[Begin Recorded information]

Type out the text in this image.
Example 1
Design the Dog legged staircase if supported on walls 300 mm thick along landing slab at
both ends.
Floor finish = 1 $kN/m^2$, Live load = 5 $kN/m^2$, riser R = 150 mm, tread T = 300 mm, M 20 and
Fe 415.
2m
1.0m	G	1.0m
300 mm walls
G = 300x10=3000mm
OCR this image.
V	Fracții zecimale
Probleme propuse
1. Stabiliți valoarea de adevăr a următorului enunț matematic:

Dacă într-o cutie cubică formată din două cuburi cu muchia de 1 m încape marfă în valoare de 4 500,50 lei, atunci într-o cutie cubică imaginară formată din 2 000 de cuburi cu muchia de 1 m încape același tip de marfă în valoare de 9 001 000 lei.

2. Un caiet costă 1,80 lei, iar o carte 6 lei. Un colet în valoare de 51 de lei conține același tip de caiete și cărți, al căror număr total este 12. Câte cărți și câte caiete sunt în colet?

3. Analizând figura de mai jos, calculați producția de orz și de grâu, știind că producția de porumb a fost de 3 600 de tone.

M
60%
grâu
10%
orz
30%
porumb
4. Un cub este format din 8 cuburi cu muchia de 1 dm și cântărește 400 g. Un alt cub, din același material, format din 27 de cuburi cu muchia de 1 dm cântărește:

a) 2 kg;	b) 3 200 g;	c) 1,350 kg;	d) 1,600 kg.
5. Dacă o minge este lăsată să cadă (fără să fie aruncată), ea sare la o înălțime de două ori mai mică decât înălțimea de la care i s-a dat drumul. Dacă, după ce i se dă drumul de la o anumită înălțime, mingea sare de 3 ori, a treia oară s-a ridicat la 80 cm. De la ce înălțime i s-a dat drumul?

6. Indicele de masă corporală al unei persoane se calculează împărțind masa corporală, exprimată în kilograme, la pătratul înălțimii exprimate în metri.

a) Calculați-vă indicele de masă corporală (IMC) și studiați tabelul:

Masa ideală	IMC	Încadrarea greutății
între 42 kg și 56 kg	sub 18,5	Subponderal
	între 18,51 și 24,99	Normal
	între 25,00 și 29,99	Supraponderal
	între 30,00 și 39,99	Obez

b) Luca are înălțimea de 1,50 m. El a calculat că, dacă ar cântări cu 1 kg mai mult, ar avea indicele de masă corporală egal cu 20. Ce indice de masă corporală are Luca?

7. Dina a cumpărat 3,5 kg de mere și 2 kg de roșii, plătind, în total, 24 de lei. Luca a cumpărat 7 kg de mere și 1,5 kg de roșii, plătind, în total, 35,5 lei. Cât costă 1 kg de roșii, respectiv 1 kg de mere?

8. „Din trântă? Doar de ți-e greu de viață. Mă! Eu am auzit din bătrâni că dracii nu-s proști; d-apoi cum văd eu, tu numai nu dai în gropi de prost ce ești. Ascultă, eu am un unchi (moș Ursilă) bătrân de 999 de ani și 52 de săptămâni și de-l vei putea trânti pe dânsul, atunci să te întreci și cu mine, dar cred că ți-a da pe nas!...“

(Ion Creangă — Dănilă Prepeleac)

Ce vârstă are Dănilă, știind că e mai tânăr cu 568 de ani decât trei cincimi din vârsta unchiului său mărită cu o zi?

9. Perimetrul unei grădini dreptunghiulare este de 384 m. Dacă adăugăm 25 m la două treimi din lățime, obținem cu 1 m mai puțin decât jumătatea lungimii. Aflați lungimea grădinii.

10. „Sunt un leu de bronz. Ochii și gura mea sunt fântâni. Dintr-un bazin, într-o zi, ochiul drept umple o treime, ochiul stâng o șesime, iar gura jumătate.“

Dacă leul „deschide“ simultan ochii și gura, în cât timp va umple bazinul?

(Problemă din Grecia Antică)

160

[End Recorded information]

### Written problem:
List every line in the records above that contains the word "Dănilă".

### Finished exercise:
(Ion Creangă — Dănilă Prepeleac)
Ce vârstă are Dănilă, știind că e mai tânăr cu 568 de ani decât trei cincimi din vârsta unchiului său mărită cu o zi?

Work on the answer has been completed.